▶ Goal
Transcribe all the entries word for word, skipping the pictures.

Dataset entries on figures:
▬▬▬▬▬▬

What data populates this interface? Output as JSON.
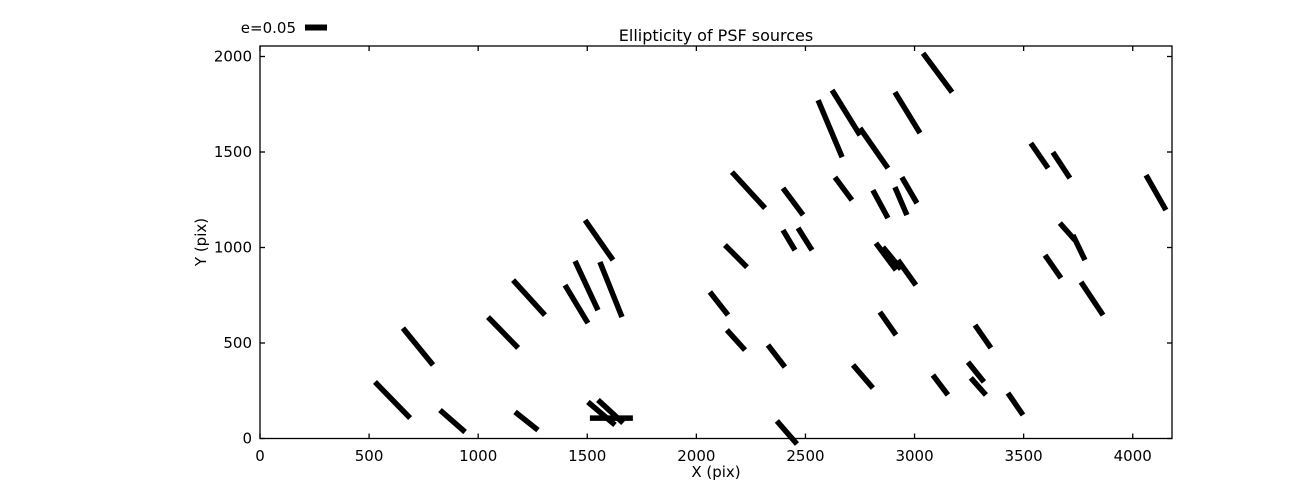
{
  "chart_data": {
    "type": "scatter",
    "subtype": "ellipticity-whisker-map",
    "title": "Ellipticity of PSF sources",
    "xlabel": "X (pix)",
    "ylabel": "Y (pix)",
    "xlim": [
      0,
      4180
    ],
    "ylim": [
      0,
      2055
    ],
    "x_ticks": [
      0,
      500,
      1000,
      1500,
      2000,
      2500,
      3000,
      3500,
      4000
    ],
    "y_ticks": [
      0,
      500,
      1000,
      1500,
      2000
    ],
    "grid": false,
    "legend": {
      "label": "e=0.05",
      "e_value": 0.05,
      "position": "above-axes-top-left"
    },
    "whisker_color": "#000000",
    "frame_color": "#000000",
    "whiskers": [
      [
        2558,
        1771,
        2668,
        1473
      ],
      [
        2622,
        1824,
        2750,
        1588
      ],
      [
        2750,
        1625,
        2878,
        1415
      ],
      [
        2910,
        1813,
        3025,
        1599
      ],
      [
        3039,
        2017,
        3172,
        1813
      ],
      [
        2163,
        1395,
        2315,
        1206
      ],
      [
        2397,
        1311,
        2489,
        1170
      ],
      [
        2635,
        1368,
        2713,
        1248
      ],
      [
        3533,
        1546,
        3612,
        1415
      ],
      [
        3634,
        1499,
        3712,
        1363
      ],
      [
        4061,
        1379,
        4152,
        1196
      ],
      [
        2809,
        1300,
        2878,
        1154
      ],
      [
        2910,
        1316,
        2965,
        1170
      ],
      [
        2942,
        1368,
        3011,
        1232
      ],
      [
        3666,
        1128,
        3735,
        1039
      ],
      [
        3726,
        1065,
        3781,
        934
      ],
      [
        2823,
        1023,
        2915,
        882
      ],
      [
        2855,
        1002,
        2938,
        887
      ],
      [
        2924,
        934,
        3006,
        803
      ],
      [
        3598,
        960,
        3671,
        840
      ],
      [
        3763,
        819,
        3864,
        646
      ],
      [
        2841,
        662,
        2915,
        542
      ],
      [
        3277,
        594,
        3350,
        474
      ],
      [
        2718,
        385,
        2809,
        264
      ],
      [
        3084,
        332,
        3153,
        228
      ],
      [
        3245,
        400,
        3318,
        296
      ],
      [
        3258,
        317,
        3327,
        228
      ],
      [
        3428,
        238,
        3497,
        123
      ],
      [
        1160,
        829,
        1306,
        646
      ],
      [
        1045,
        636,
        1183,
        474
      ],
      [
        655,
        578,
        793,
        385
      ],
      [
        527,
        296,
        688,
        107
      ],
      [
        825,
        149,
        940,
        34
      ],
      [
        1169,
        139,
        1274,
        44
      ],
      [
        1490,
        1143,
        1618,
        934
      ],
      [
        1444,
        929,
        1549,
        672
      ],
      [
        1558,
        924,
        1659,
        636
      ],
      [
        1398,
        803,
        1503,
        604
      ],
      [
        2131,
        1013,
        2232,
        897
      ],
      [
        2397,
        1091,
        2452,
        986
      ],
      [
        2466,
        1102,
        2530,
        986
      ],
      [
        2062,
        767,
        2145,
        646
      ],
      [
        2140,
        568,
        2223,
        463
      ],
      [
        2328,
        489,
        2406,
        374
      ],
      [
        2369,
        92,
        2461,
        -29
      ],
      [
        1512,
        107,
        1709,
        107
      ],
      [
        1503,
        191,
        1627,
        71
      ],
      [
        1549,
        202,
        1664,
        81
      ]
    ]
  }
}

▬▬▬▬▬▬

▶ Expected output
What data populates this interface? Output as JSON.
{
  "chart_data": {
    "type": "scatter",
    "subtype": "ellipticity-whisker-map",
    "title": "Ellipticity of PSF sources",
    "xlabel": "X (pix)",
    "ylabel": "Y (pix)",
    "xlim": [
      0,
      4180
    ],
    "ylim": [
      0,
      2055
    ],
    "x_ticks": [
      0,
      500,
      1000,
      1500,
      2000,
      2500,
      3000,
      3500,
      4000
    ],
    "y_ticks": [
      0,
      500,
      1000,
      1500,
      2000
    ],
    "grid": false,
    "legend": {
      "label": "e=0.05",
      "e_value": 0.05,
      "position": "above-axes-top-left"
    },
    "whisker_color": "#000000",
    "frame_color": "#000000",
    "whiskers": [
      [
        2558,
        1771,
        2668,
        1473
      ],
      [
        2622,
        1824,
        2750,
        1588
      ],
      [
        2750,
        1625,
        2878,
        1415
      ],
      [
        2910,
        1813,
        3025,
        1599
      ],
      [
        3039,
        2017,
        3172,
        1813
      ],
      [
        2163,
        1395,
        2315,
        1206
      ],
      [
        2397,
        1311,
        2489,
        1170
      ],
      [
        2635,
        1368,
        2713,
        1248
      ],
      [
        3533,
        1546,
        3612,
        1415
      ],
      [
        3634,
        1499,
        3712,
        1363
      ],
      [
        4061,
        1379,
        4152,
        1196
      ],
      [
        2809,
        1300,
        2878,
        1154
      ],
      [
        2910,
        1316,
        2965,
        1170
      ],
      [
        2942,
        1368,
        3011,
        1232
      ],
      [
        3666,
        1128,
        3735,
        1039
      ],
      [
        3726,
        1065,
        3781,
        934
      ],
      [
        2823,
        1023,
        2915,
        882
      ],
      [
        2855,
        1002,
        2938,
        887
      ],
      [
        2924,
        934,
        3006,
        803
      ],
      [
        3598,
        960,
        3671,
        840
      ],
      [
        3763,
        819,
        3864,
        646
      ],
      [
        2841,
        662,
        2915,
        542
      ],
      [
        3277,
        594,
        3350,
        474
      ],
      [
        2718,
        385,
        2809,
        264
      ],
      [
        3084,
        332,
        3153,
        228
      ],
      [
        3245,
        400,
        3318,
        296
      ],
      [
        3258,
        317,
        3327,
        228
      ],
      [
        3428,
        238,
        3497,
        123
      ],
      [
        1160,
        829,
        1306,
        646
      ],
      [
        1045,
        636,
        1183,
        474
      ],
      [
        655,
        578,
        793,
        385
      ],
      [
        527,
        296,
        688,
        107
      ],
      [
        825,
        149,
        940,
        34
      ],
      [
        1169,
        139,
        1274,
        44
      ],
      [
        1490,
        1143,
        1618,
        934
      ],
      [
        1444,
        929,
        1549,
        672
      ],
      [
        1558,
        924,
        1659,
        636
      ],
      [
        1398,
        803,
        1503,
        604
      ],
      [
        2131,
        1013,
        2232,
        897
      ],
      [
        2397,
        1091,
        2452,
        986
      ],
      [
        2466,
        1102,
        2530,
        986
      ],
      [
        2062,
        767,
        2145,
        646
      ],
      [
        2140,
        568,
        2223,
        463
      ],
      [
        2328,
        489,
        2406,
        374
      ],
      [
        2369,
        92,
        2461,
        -29
      ],
      [
        1512,
        107,
        1709,
        107
      ],
      [
        1503,
        191,
        1627,
        71
      ],
      [
        1549,
        202,
        1664,
        81
      ]
    ]
  }
}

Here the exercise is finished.